# [What to do]
Your task is to copy every record exactly.

begin Supplied records

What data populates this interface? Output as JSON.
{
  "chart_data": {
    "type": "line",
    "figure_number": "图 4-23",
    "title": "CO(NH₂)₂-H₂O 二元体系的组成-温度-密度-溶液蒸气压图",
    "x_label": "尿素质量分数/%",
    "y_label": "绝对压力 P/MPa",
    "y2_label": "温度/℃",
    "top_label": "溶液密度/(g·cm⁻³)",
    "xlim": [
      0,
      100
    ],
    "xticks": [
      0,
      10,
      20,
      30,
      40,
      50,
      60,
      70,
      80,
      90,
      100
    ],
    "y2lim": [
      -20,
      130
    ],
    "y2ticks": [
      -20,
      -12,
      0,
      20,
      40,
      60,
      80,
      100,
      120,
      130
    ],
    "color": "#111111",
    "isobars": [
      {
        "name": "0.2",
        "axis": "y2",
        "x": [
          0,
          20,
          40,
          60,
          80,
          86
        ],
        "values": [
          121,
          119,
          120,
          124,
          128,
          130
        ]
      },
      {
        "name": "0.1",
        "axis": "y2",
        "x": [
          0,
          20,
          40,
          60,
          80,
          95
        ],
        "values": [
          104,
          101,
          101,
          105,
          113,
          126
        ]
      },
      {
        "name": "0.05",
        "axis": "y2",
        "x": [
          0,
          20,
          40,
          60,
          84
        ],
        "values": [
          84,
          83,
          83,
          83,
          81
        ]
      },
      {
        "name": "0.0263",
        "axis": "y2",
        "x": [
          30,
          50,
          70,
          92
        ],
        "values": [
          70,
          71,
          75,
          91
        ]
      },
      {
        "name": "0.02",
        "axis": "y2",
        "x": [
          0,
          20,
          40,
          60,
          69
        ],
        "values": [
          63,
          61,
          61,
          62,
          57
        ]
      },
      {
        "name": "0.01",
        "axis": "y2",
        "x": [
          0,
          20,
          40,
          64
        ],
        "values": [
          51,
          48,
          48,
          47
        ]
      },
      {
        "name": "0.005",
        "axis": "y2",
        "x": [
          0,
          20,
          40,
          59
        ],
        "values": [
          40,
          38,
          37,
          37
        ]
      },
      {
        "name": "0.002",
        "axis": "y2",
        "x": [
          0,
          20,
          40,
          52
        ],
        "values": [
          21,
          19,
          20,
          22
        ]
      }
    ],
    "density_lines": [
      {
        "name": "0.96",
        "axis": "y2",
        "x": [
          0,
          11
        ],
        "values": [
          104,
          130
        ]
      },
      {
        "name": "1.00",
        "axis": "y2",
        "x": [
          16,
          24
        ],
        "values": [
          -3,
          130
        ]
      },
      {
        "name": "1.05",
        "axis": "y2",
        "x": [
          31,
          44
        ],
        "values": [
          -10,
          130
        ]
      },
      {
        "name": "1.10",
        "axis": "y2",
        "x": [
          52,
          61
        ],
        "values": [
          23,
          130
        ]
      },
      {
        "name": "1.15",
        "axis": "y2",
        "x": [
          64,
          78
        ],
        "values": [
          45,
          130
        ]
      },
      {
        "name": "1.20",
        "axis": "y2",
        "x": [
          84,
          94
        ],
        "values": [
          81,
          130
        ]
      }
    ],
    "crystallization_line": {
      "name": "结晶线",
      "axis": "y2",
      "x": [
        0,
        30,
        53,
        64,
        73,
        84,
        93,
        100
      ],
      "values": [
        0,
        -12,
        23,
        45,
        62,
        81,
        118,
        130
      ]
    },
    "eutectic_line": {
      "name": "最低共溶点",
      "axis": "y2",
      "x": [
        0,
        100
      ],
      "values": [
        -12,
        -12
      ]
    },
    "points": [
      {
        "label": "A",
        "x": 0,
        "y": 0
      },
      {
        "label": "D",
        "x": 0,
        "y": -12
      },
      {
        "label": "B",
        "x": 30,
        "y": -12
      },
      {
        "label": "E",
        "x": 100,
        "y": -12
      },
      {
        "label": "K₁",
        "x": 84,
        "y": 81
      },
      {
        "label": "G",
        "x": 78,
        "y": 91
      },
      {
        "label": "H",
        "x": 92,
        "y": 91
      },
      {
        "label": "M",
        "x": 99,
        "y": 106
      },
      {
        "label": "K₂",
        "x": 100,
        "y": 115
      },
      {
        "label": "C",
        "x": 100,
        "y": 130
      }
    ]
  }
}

end Supplied records

# [Result below]
What data populates this interface? Output as JSON.
{
  "chart_data": {
    "type": "line",
    "figure_number": "图 4-23",
    "title": "CO(NH₂)₂-H₂O 二元体系的组成-温度-密度-溶液蒸气压图",
    "x_label": "尿素质量分数/%",
    "y_label": "绝对压力 P/MPa",
    "y2_label": "温度/℃",
    "top_label": "溶液密度/(g·cm⁻³)",
    "xlim": [
      0,
      100
    ],
    "xticks": [
      0,
      10,
      20,
      30,
      40,
      50,
      60,
      70,
      80,
      90,
      100
    ],
    "y2lim": [
      -20,
      130
    ],
    "y2ticks": [
      -20,
      -12,
      0,
      20,
      40,
      60,
      80,
      100,
      120,
      130
    ],
    "color": "#111111",
    "isobars": [
      {
        "name": "0.2",
        "axis": "y2",
        "x": [
          0,
          20,
          40,
          60,
          80,
          86
        ],
        "values": [
          121,
          119,
          120,
          124,
          128,
          130
        ]
      },
      {
        "name": "0.1",
        "axis": "y2",
        "x": [
          0,
          20,
          40,
          60,
          80,
          95
        ],
        "values": [
          104,
          101,
          101,
          105,
          113,
          126
        ]
      },
      {
        "name": "0.05",
        "axis": "y2",
        "x": [
          0,
          20,
          40,
          60,
          84
        ],
        "values": [
          84,
          83,
          83,
          83,
          81
        ]
      },
      {
        "name": "0.0263",
        "axis": "y2",
        "x": [
          30,
          50,
          70,
          92
        ],
        "values": [
          70,
          71,
          75,
          91
        ]
      },
      {
        "name": "0.02",
        "axis": "y2",
        "x": [
          0,
          20,
          40,
          60,
          69
        ],
        "values": [
          63,
          61,
          61,
          62,
          57
        ]
      },
      {
        "name": "0.01",
        "axis": "y2",
        "x": [
          0,
          20,
          40,
          64
        ],
        "values": [
          51,
          48,
          48,
          47
        ]
      },
      {
        "name": "0.005",
        "axis": "y2",
        "x": [
          0,
          20,
          40,
          59
        ],
        "values": [
          40,
          38,
          37,
          37
        ]
      },
      {
        "name": "0.002",
        "axis": "y2",
        "x": [
          0,
          20,
          40,
          52
        ],
        "values": [
          21,
          19,
          20,
          22
        ]
      }
    ],
    "density_lines": [
      {
        "name": "0.96",
        "axis": "y2",
        "x": [
          0,
          11
        ],
        "values": [
          104,
          130
        ]
      },
      {
        "name": "1.00",
        "axis": "y2",
        "x": [
          16,
          24
        ],
        "values": [
          -3,
          130
        ]
      },
      {
        "name": "1.05",
        "axis": "y2",
        "x": [
          31,
          44
        ],
        "values": [
          -10,
          130
        ]
      },
      {
        "name": "1.10",
        "axis": "y2",
        "x": [
          52,
          61
        ],
        "values": [
          23,
          130
        ]
      },
      {
        "name": "1.15",
        "axis": "y2",
        "x": [
          64,
          78
        ],
        "values": [
          45,
          130
        ]
      },
      {
        "name": "1.20",
        "axis": "y2",
        "x": [
          84,
          94
        ],
        "values": [
          81,
          130
        ]
      }
    ],
    "crystallization_line": {
      "name": "结晶线",
      "axis": "y2",
      "x": [
        0,
        30,
        53,
        64,
        73,
        84,
        93,
        100
      ],
      "values": [
        0,
        -12,
        23,
        45,
        62,
        81,
        118,
        130
      ]
    },
    "eutectic_line": {
      "name": "最低共溶点",
      "axis": "y2",
      "x": [
        0,
        100
      ],
      "values": [
        -12,
        -12
      ]
    },
    "points": [
      {
        "label": "A",
        "x": 0,
        "y": 0
      },
      {
        "label": "D",
        "x": 0,
        "y": -12
      },
      {
        "label": "B",
        "x": 30,
        "y": -12
      },
      {
        "label": "E",
        "x": 100,
        "y": -12
      },
      {
        "label": "K₁",
        "x": 84,
        "y": 81
      },
      {
        "label": "G",
        "x": 78,
        "y": 91
      },
      {
        "label": "H",
        "x": 92,
        "y": 91
      },
      {
        "label": "M",
        "x": 99,
        "y": 106
      },
      {
        "label": "K₂",
        "x": 100,
        "y": 115
      },
      {
        "label": "C",
        "x": 100,
        "y": 130
      }
    ]
  }
}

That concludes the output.